## Description of the task
Take down each entry exactly as written.

## Records provided
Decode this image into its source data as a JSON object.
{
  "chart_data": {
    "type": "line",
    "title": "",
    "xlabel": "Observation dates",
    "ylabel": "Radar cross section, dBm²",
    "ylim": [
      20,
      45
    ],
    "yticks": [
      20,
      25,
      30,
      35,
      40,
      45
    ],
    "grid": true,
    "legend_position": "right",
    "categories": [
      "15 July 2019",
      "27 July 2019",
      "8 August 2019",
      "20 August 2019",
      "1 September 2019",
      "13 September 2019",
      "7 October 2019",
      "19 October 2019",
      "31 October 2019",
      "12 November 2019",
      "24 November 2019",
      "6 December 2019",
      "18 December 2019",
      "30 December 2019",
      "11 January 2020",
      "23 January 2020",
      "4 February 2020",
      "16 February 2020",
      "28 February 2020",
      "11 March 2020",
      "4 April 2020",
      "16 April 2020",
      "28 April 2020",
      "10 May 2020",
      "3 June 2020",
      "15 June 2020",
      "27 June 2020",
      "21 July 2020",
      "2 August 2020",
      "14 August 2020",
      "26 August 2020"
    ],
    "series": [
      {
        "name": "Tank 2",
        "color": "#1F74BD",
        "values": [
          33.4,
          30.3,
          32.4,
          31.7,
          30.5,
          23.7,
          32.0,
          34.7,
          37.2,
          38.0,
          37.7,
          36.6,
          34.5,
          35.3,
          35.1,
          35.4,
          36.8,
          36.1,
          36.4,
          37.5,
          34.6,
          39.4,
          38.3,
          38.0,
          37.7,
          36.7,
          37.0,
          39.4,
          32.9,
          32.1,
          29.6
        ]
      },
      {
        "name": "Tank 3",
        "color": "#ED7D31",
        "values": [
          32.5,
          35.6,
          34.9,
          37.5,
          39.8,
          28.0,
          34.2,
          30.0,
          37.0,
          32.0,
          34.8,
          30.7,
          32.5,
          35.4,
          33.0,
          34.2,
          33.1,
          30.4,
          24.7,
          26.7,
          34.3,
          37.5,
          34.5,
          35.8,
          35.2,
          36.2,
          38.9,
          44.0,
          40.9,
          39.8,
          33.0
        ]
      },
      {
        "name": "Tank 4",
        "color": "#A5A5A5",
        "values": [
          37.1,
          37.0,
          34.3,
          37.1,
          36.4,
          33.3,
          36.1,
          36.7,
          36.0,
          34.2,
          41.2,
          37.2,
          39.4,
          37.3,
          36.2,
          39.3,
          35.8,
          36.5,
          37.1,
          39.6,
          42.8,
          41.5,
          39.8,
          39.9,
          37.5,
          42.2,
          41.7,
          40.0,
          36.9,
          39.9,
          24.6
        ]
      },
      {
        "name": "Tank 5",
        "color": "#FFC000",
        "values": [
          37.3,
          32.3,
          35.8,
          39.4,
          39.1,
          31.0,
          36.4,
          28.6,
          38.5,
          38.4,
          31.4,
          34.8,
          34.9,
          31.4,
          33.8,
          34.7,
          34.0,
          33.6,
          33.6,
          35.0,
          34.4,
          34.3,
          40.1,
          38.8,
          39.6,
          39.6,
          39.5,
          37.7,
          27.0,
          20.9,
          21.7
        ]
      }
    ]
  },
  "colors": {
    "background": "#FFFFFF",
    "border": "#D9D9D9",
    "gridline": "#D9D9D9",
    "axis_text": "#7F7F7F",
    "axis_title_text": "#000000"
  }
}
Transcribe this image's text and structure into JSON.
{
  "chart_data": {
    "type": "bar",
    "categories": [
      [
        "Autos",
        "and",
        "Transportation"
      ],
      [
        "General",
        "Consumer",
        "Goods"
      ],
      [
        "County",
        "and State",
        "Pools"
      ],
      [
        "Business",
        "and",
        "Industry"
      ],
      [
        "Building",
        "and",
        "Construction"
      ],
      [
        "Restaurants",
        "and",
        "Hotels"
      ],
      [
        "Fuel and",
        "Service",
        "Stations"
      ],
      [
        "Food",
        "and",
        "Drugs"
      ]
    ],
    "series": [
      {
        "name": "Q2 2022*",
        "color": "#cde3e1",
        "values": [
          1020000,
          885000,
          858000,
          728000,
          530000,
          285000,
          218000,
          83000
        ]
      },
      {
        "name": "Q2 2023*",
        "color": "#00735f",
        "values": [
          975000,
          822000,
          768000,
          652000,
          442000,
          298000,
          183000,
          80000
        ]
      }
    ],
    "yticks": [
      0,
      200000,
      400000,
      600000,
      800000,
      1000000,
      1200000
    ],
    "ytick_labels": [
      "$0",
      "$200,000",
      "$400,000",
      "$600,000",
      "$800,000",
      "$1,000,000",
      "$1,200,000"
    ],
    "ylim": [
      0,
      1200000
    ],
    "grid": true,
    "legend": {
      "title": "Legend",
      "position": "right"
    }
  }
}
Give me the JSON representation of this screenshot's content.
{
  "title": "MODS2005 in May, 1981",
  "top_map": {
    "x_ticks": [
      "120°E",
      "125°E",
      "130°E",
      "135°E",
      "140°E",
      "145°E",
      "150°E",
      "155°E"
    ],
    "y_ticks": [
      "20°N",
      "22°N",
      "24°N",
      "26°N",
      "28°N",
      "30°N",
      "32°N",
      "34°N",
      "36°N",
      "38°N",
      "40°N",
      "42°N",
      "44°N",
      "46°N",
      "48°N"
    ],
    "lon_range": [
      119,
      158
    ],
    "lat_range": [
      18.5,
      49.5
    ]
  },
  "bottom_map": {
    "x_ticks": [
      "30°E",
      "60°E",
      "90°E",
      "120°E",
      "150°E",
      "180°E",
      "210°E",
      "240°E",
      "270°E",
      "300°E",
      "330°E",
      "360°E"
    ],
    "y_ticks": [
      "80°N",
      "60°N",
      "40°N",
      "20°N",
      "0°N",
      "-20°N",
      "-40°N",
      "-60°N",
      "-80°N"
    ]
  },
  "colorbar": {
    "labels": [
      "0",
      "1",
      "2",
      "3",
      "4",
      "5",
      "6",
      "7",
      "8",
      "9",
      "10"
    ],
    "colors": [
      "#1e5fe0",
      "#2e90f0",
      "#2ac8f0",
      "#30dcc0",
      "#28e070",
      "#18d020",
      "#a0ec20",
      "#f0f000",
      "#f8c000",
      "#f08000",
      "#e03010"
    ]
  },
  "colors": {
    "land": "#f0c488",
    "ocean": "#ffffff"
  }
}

## Reply to the task
Decode this image into its source data as a JSON object.
{
  "chart_data": {
    "type": "line",
    "title": "",
    "xlabel": "Observation dates",
    "ylabel": "Radar cross section, dBm²",
    "ylim": [
      20,
      45
    ],
    "yticks": [
      20,
      25,
      30,
      35,
      40,
      45
    ],
    "grid": true,
    "legend_position": "right",
    "categories": [
      "15 July 2019",
      "27 July 2019",
      "8 August 2019",
      "20 August 2019",
      "1 September 2019",
      "13 September 2019",
      "7 October 2019",
      "19 October 2019",
      "31 October 2019",
      "12 November 2019",
      "24 November 2019",
      "6 December 2019",
      "18 December 2019",
      "30 December 2019",
      "11 January 2020",
      "23 January 2020",
      "4 February 2020",
      "16 February 2020",
      "28 February 2020",
      "11 March 2020",
      "4 April 2020",
      "16 April 2020",
      "28 April 2020",
      "10 May 2020",
      "3 June 2020",
      "15 June 2020",
      "27 June 2020",
      "21 July 2020",
      "2 August 2020",
      "14 August 2020",
      "26 August 2020"
    ],
    "series": [
      {
        "name": "Tank 2",
        "color": "#1F74BD",
        "values": [
          33.4,
          30.3,
          32.4,
          31.7,
          30.5,
          23.7,
          32.0,
          34.7,
          37.2,
          38.0,
          37.7,
          36.6,
          34.5,
          35.3,
          35.1,
          35.4,
          36.8,
          36.1,
          36.4,
          37.5,
          34.6,
          39.4,
          38.3,
          38.0,
          37.7,
          36.7,
          37.0,
          39.4,
          32.9,
          32.1,
          29.6
        ]
      },
      {
        "name": "Tank 3",
        "color": "#ED7D31",
        "values": [
          32.5,
          35.6,
          34.9,
          37.5,
          39.8,
          28.0,
          34.2,
          30.0,
          37.0,
          32.0,
          34.8,
          30.7,
          32.5,
          35.4,
          33.0,
          34.2,
          33.1,
          30.4,
          24.7,
          26.7,
          34.3,
          37.5,
          34.5,
          35.8,
          35.2,
          36.2,
          38.9,
          44.0,
          40.9,
          39.8,
          33.0
        ]
      },
      {
        "name": "Tank 4",
        "color": "#A5A5A5",
        "values": [
          37.1,
          37.0,
          34.3,
          37.1,
          36.4,
          33.3,
          36.1,
          36.7,
          36.0,
          34.2,
          41.2,
          37.2,
          39.4,
          37.3,
          36.2,
          39.3,
          35.8,
          36.5,
          37.1,
          39.6,
          42.8,
          41.5,
          39.8,
          39.9,
          37.5,
          42.2,
          41.7,
          40.0,
          36.9,
          39.9,
          24.6
        ]
      },
      {
        "name": "Tank 5",
        "color": "#FFC000",
        "values": [
          37.3,
          32.3,
          35.8,
          39.4,
          39.1,
          31.0,
          36.4,
          28.6,
          38.5,
          38.4,
          31.4,
          34.8,
          34.9,
          31.4,
          33.8,
          34.7,
          34.0,
          33.6,
          33.6,
          35.0,
          34.4,
          34.3,
          40.1,
          38.8,
          39.6,
          39.6,
          39.5,
          37.7,
          27.0,
          20.9,
          21.7
        ]
      }
    ]
  },
  "colors": {
    "background": "#FFFFFF",
    "border": "#D9D9D9",
    "gridline": "#D9D9D9",
    "axis_text": "#7F7F7F",
    "axis_title_text": "#000000"
  }
}
Transcribe this image's text and structure into JSON.
{
  "chart_data": {
    "type": "bar",
    "categories": [
      [
        "Autos",
        "and",
        "Transportation"
      ],
      [
        "General",
        "Consumer",
        "Goods"
      ],
      [
        "County",
        "and State",
        "Pools"
      ],
      [
        "Business",
        "and",
        "Industry"
      ],
      [
        "Building",
        "and",
        "Construction"
      ],
      [
        "Restaurants",
        "and",
        "Hotels"
      ],
      [
        "Fuel and",
        "Service",
        "Stations"
      ],
      [
        "Food",
        "and",
        "Drugs"
      ]
    ],
    "series": [
      {
        "name": "Q2 2022*",
        "color": "#cde3e1",
        "values": [
          1020000,
          885000,
          858000,
          728000,
          530000,
          285000,
          218000,
          83000
        ]
      },
      {
        "name": "Q2 2023*",
        "color": "#00735f",
        "values": [
          975000,
          822000,
          768000,
          652000,
          442000,
          298000,
          183000,
          80000
        ]
      }
    ],
    "yticks": [
      0,
      200000,
      400000,
      600000,
      800000,
      1000000,
      1200000
    ],
    "ytick_labels": [
      "$0",
      "$200,000",
      "$400,000",
      "$600,000",
      "$800,000",
      "$1,000,000",
      "$1,200,000"
    ],
    "ylim": [
      0,
      1200000
    ],
    "grid": true,
    "legend": {
      "title": "Legend",
      "position": "right"
    }
  }
}
Give me the JSON representation of this screenshot's content.
{
  "title": "MODS2005 in May, 1981",
  "top_map": {
    "x_ticks": [
      "120°E",
      "125°E",
      "130°E",
      "135°E",
      "140°E",
      "145°E",
      "150°E",
      "155°E"
    ],
    "y_ticks": [
      "20°N",
      "22°N",
      "24°N",
      "26°N",
      "28°N",
      "30°N",
      "32°N",
      "34°N",
      "36°N",
      "38°N",
      "40°N",
      "42°N",
      "44°N",
      "46°N",
      "48°N"
    ],
    "lon_range": [
      119,
      158
    ],
    "lat_range": [
      18.5,
      49.5
    ]
  },
  "bottom_map": {
    "x_ticks": [
      "30°E",
      "60°E",
      "90°E",
      "120°E",
      "150°E",
      "180°E",
      "210°E",
      "240°E",
      "270°E",
      "300°E",
      "330°E",
      "360°E"
    ],
    "y_ticks": [
      "80°N",
      "60°N",
      "40°N",
      "20°N",
      "0°N",
      "-20°N",
      "-40°N",
      "-60°N",
      "-80°N"
    ]
  },
  "colorbar": {
    "labels": [
      "0",
      "1",
      "2",
      "3",
      "4",
      "5",
      "6",
      "7",
      "8",
      "9",
      "10"
    ],
    "colors": [
      "#1e5fe0",
      "#2e90f0",
      "#2ac8f0",
      "#30dcc0",
      "#28e070",
      "#18d020",
      "#a0ec20",
      "#f0f000",
      "#f8c000",
      "#f08000",
      "#e03010"
    ]
  },
  "colors": {
    "land": "#f0c488",
    "ocean": "#ffffff"
  }
}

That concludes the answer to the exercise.